Take every line that has the string "Hamina" and copy it out.

◇ ◇ ◇ ◇

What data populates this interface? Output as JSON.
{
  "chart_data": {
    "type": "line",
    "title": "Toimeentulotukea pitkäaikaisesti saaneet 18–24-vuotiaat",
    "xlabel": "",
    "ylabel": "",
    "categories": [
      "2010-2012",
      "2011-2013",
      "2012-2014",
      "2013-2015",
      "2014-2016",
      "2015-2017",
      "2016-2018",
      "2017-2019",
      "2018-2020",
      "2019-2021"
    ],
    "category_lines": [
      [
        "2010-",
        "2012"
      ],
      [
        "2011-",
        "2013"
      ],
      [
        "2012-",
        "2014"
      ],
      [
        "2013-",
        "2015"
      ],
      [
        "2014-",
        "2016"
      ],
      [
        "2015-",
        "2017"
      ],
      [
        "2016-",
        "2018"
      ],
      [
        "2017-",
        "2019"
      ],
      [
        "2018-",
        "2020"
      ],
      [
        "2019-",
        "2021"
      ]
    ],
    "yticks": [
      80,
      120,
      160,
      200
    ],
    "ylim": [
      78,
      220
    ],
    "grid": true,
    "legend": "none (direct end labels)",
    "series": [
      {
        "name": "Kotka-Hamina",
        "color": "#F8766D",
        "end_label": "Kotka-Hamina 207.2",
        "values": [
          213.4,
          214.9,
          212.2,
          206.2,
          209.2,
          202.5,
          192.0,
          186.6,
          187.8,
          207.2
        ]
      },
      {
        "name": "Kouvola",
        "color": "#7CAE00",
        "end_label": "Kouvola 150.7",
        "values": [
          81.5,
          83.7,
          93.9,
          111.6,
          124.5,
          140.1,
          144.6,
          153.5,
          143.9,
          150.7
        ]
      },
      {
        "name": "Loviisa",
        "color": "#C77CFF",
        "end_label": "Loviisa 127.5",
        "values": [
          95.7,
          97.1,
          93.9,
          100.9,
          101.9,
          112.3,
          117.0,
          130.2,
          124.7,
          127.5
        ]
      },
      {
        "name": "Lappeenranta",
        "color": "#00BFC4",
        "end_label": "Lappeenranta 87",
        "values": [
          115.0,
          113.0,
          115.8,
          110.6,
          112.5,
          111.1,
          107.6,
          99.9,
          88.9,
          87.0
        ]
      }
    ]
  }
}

◇ ◇ ◇ ◇

■ **The response**:
        "name": "Kotka-Hamina",
        "end_label": "Kotka-Hamina 207.2",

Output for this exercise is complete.